───── Dataset records ─────

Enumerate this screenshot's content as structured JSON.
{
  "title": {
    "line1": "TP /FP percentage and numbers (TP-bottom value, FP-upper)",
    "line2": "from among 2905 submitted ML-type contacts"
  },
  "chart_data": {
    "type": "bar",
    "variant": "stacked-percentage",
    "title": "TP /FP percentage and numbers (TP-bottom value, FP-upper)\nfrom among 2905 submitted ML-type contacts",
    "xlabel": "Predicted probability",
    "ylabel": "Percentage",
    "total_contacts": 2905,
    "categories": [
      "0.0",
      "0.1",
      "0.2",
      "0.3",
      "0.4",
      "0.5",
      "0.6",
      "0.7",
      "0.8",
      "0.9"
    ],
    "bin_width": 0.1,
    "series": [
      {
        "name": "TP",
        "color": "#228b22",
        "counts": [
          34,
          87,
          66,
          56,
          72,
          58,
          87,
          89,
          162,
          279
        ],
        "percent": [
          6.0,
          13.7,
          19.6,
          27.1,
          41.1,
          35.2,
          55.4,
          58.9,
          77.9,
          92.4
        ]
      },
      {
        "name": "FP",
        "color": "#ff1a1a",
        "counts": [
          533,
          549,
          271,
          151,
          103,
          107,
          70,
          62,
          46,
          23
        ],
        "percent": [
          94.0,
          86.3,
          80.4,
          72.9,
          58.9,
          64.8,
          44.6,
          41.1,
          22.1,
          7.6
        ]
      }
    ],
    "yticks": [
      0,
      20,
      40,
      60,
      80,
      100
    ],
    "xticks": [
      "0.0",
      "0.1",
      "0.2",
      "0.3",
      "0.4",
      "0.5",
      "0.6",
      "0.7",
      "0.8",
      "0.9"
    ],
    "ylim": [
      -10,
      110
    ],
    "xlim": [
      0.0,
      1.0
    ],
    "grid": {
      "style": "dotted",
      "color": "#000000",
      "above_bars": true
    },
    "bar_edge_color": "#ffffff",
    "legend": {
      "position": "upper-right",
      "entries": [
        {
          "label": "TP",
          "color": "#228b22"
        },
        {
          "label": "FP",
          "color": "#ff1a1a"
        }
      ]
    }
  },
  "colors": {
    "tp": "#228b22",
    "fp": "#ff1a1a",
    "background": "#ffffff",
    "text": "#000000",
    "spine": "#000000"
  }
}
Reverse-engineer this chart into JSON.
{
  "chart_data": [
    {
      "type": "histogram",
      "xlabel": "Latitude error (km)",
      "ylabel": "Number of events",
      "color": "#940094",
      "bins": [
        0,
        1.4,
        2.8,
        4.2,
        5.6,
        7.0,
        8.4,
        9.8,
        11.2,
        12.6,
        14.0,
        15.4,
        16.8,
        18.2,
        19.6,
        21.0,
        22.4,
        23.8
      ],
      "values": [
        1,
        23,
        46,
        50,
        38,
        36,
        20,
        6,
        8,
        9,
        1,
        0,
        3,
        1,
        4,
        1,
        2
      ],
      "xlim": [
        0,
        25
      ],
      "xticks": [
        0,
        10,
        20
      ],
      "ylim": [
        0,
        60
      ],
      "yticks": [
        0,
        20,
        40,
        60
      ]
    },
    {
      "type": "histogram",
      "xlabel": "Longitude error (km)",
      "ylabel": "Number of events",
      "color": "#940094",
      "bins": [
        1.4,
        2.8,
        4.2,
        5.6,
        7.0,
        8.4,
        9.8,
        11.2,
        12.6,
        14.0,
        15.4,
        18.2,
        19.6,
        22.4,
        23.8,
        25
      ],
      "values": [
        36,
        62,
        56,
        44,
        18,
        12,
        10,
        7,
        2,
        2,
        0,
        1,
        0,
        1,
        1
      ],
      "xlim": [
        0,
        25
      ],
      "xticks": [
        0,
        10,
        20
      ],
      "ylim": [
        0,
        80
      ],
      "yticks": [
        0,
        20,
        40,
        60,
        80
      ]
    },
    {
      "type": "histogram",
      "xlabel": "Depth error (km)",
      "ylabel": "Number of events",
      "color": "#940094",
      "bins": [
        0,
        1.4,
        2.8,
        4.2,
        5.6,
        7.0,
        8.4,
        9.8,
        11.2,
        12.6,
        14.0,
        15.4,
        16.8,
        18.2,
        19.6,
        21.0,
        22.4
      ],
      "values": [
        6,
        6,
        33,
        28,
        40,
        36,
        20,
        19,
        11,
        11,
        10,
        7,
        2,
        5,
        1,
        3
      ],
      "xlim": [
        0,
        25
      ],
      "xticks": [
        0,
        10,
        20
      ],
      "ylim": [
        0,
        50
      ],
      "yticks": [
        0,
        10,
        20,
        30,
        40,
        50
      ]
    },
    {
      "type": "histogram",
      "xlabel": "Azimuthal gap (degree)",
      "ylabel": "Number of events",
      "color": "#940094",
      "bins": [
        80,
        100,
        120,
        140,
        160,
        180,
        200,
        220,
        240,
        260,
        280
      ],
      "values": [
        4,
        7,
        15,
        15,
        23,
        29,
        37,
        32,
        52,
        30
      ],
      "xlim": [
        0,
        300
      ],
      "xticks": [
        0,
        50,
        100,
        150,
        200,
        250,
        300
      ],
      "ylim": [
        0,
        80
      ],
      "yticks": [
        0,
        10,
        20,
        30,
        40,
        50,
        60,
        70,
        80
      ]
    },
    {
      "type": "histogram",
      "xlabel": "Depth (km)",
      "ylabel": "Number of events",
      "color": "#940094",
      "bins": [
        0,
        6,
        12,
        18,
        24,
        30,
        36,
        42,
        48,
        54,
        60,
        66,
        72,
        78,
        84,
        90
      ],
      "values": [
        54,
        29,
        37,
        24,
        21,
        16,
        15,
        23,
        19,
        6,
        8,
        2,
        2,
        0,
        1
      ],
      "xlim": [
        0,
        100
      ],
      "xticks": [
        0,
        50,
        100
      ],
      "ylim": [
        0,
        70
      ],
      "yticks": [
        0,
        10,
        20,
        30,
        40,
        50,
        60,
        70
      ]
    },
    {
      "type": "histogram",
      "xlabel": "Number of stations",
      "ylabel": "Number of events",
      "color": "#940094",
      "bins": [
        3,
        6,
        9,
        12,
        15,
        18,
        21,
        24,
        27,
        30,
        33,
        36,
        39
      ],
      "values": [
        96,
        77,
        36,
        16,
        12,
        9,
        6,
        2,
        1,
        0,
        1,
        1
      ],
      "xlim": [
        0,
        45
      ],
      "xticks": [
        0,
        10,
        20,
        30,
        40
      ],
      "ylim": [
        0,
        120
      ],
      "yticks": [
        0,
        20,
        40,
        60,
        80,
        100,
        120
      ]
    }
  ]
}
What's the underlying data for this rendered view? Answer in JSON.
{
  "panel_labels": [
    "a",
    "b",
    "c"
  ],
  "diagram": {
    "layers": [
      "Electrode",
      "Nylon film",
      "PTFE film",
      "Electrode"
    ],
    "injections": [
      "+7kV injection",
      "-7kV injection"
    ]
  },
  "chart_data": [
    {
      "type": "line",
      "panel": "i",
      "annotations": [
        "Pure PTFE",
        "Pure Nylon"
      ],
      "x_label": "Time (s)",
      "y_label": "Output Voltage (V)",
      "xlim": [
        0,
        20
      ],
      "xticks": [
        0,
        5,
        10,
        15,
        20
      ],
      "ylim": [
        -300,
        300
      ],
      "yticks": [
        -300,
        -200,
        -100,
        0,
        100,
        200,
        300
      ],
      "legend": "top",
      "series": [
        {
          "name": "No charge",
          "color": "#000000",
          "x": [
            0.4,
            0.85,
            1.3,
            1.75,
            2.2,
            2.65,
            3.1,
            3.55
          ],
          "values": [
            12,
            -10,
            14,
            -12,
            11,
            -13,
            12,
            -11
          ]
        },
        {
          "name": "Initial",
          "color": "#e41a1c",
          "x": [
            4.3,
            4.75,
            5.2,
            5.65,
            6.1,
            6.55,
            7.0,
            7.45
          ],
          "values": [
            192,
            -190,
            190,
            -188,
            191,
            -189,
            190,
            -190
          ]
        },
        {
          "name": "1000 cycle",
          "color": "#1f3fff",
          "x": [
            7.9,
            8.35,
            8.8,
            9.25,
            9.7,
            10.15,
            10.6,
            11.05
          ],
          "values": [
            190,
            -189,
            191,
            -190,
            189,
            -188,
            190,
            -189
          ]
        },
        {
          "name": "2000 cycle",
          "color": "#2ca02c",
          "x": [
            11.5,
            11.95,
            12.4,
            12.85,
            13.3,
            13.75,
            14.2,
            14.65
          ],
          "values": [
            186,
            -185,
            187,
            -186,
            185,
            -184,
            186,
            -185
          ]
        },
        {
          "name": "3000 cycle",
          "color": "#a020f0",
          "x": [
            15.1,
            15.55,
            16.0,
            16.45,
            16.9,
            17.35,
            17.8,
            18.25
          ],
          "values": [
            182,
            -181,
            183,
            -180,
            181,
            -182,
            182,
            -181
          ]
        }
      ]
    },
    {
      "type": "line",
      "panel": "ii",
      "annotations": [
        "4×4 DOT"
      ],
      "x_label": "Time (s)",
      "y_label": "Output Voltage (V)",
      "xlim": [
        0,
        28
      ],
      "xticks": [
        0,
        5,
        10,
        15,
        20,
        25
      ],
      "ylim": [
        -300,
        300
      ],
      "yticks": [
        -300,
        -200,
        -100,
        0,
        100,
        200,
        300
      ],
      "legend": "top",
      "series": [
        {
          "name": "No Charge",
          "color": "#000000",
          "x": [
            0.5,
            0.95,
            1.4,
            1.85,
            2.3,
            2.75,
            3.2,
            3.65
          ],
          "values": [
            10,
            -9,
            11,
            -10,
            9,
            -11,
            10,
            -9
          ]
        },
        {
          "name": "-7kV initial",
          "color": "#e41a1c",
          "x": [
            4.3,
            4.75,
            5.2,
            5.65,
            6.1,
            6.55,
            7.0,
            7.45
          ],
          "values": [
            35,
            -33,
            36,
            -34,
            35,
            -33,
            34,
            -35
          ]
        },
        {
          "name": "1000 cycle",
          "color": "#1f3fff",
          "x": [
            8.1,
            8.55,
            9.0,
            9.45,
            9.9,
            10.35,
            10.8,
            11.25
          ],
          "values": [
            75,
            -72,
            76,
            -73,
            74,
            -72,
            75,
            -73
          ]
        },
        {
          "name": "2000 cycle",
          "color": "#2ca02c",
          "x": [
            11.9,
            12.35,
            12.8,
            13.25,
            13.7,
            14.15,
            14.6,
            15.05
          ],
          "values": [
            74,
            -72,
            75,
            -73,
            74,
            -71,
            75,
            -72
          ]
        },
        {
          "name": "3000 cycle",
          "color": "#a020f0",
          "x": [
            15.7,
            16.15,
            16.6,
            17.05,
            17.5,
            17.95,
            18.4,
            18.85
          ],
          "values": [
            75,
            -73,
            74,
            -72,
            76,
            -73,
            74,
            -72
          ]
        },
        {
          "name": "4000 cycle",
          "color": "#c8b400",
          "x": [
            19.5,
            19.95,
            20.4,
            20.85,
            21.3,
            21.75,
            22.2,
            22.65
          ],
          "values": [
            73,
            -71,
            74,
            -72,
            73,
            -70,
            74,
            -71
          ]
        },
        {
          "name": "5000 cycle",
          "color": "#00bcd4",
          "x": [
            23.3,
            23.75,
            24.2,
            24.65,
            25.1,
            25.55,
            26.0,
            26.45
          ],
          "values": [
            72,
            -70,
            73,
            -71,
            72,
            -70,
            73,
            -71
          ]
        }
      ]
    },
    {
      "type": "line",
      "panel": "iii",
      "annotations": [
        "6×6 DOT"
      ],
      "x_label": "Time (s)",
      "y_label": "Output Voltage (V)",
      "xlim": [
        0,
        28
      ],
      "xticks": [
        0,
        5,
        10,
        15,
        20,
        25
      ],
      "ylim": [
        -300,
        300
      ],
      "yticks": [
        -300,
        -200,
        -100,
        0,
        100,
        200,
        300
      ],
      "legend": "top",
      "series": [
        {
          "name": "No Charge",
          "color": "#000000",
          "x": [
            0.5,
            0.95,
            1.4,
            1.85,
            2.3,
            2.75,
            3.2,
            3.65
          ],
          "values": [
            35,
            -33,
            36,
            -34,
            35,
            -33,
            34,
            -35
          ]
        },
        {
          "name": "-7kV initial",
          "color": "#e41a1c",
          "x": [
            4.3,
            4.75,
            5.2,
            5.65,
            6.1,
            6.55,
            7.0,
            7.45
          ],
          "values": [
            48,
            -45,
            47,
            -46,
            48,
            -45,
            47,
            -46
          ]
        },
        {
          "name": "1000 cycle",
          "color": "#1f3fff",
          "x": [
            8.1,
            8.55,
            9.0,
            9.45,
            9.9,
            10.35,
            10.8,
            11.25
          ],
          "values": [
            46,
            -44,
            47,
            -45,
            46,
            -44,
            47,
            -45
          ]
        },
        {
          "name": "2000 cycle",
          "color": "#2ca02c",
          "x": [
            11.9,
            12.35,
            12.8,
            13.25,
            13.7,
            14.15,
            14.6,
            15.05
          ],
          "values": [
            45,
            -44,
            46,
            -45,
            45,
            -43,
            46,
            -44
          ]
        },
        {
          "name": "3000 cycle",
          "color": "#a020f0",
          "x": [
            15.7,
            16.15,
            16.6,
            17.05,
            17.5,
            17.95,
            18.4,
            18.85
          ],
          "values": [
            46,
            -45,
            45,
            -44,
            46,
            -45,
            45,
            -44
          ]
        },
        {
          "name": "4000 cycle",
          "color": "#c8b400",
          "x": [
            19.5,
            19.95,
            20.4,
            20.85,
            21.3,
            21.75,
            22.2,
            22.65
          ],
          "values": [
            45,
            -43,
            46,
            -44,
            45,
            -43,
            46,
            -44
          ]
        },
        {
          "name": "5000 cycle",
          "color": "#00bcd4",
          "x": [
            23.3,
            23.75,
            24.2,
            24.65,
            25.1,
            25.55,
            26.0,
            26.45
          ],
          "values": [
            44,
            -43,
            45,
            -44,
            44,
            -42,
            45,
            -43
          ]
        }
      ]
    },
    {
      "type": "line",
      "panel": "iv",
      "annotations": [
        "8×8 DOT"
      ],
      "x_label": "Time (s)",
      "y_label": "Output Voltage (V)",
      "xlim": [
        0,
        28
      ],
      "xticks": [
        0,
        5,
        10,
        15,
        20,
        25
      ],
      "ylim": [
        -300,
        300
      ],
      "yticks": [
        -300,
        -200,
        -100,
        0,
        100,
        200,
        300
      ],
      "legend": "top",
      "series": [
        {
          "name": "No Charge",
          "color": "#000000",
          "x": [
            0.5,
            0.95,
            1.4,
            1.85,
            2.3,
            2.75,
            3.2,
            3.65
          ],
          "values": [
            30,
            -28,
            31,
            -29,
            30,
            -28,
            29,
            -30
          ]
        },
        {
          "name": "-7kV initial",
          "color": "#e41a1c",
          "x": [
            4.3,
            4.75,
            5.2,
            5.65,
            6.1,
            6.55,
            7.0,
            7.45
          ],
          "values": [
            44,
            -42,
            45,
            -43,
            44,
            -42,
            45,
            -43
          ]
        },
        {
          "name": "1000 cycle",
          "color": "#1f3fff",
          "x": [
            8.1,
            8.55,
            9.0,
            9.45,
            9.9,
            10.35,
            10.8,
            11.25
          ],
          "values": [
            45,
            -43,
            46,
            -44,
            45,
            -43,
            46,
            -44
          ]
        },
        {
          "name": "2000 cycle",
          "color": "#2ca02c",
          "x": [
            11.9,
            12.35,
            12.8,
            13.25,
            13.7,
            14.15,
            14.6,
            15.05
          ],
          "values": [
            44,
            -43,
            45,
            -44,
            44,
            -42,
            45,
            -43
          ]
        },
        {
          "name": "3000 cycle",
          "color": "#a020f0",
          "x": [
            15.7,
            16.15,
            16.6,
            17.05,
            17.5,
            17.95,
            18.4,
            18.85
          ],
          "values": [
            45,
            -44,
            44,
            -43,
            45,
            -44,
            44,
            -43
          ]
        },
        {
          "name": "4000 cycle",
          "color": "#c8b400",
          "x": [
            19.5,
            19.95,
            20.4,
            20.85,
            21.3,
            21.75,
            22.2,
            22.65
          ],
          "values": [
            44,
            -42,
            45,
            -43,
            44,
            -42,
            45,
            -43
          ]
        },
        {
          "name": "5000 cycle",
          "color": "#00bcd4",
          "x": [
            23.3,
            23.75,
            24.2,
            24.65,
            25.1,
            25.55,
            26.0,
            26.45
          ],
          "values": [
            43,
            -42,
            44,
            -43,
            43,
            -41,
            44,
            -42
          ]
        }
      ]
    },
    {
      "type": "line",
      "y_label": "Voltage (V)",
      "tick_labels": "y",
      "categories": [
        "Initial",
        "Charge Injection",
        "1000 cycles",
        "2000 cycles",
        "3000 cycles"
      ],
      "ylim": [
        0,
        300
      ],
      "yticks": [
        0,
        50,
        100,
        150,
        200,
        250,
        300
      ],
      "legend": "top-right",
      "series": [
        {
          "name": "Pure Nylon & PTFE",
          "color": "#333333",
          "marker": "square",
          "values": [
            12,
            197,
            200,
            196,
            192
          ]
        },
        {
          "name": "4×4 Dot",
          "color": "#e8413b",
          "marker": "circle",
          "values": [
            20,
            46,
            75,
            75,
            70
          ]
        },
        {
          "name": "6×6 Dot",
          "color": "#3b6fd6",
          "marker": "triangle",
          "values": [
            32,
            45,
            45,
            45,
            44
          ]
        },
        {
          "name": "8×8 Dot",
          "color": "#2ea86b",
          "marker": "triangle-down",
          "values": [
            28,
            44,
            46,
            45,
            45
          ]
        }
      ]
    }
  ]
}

─────

• Short task: Return all lines of the material above in which the word "JSON" occurs.

• Full solution:
Enumerate this screenshot's content as structured JSON.
Reverse-engineer this chart into JSON.
What's the underlying data for this rendered view? Answer in JSON.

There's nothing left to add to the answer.